*Exercise details*
Here are some records. Copy each one exactly.

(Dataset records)
───

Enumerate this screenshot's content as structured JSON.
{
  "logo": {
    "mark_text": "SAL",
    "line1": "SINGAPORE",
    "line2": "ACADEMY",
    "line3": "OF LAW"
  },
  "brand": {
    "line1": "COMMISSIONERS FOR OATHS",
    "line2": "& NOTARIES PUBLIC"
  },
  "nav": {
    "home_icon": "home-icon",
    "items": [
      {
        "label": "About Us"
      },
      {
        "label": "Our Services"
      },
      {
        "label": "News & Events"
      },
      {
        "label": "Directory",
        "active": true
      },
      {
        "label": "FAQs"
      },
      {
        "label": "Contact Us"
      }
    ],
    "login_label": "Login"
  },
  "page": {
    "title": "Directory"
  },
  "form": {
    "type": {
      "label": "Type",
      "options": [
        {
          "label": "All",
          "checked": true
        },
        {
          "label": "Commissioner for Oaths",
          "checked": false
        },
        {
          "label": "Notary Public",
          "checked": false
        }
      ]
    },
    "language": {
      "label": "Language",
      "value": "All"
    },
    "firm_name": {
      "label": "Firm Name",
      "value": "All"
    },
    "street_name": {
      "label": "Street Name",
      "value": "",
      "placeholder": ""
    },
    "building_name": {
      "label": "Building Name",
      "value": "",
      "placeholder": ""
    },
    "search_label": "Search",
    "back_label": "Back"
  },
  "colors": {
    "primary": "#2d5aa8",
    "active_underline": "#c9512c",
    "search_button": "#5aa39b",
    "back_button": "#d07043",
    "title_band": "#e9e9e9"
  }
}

───

*Answer to this task*
Enumerate this screenshot's content as structured JSON.
{
  "logo": {
    "mark_text": "SAL",
    "line1": "SINGAPORE",
    "line2": "ACADEMY",
    "line3": "OF LAW"
  },
  "brand": {
    "line1": "COMMISSIONERS FOR OATHS",
    "line2": "& NOTARIES PUBLIC"
  },
  "nav": {
    "home_icon": "home-icon",
    "items": [
      {
        "label": "About Us"
      },
      {
        "label": "Our Services"
      },
      {
        "label": "News & Events"
      },
      {
        "label": "Directory",
        "active": true
      },
      {
        "label": "FAQs"
      },
      {
        "label": "Contact Us"
      }
    ],
    "login_label": "Login"
  },
  "page": {
    "title": "Directory"
  },
  "form": {
    "type": {
      "label": "Type",
      "options": [
        {
          "label": "All",
          "checked": true
        },
        {
          "label": "Commissioner for Oaths",
          "checked": false
        },
        {
          "label": "Notary Public",
          "checked": false
        }
      ]
    },
    "language": {
      "label": "Language",
      "value": "All"
    },
    "firm_name": {
      "label": "Firm Name",
      "value": "All"
    },
    "street_name": {
      "label": "Street Name",
      "value": "",
      "placeholder": ""
    },
    "building_name": {
      "label": "Building Name",
      "value": "",
      "placeholder": ""
    },
    "search_label": "Search",
    "back_label": "Back"
  },
  "colors": {
    "primary": "#2d5aa8",
    "active_underline": "#c9512c",
    "search_button": "#5aa39b",
    "back_button": "#d07043",
    "title_band": "#e9e9e9"
  }
}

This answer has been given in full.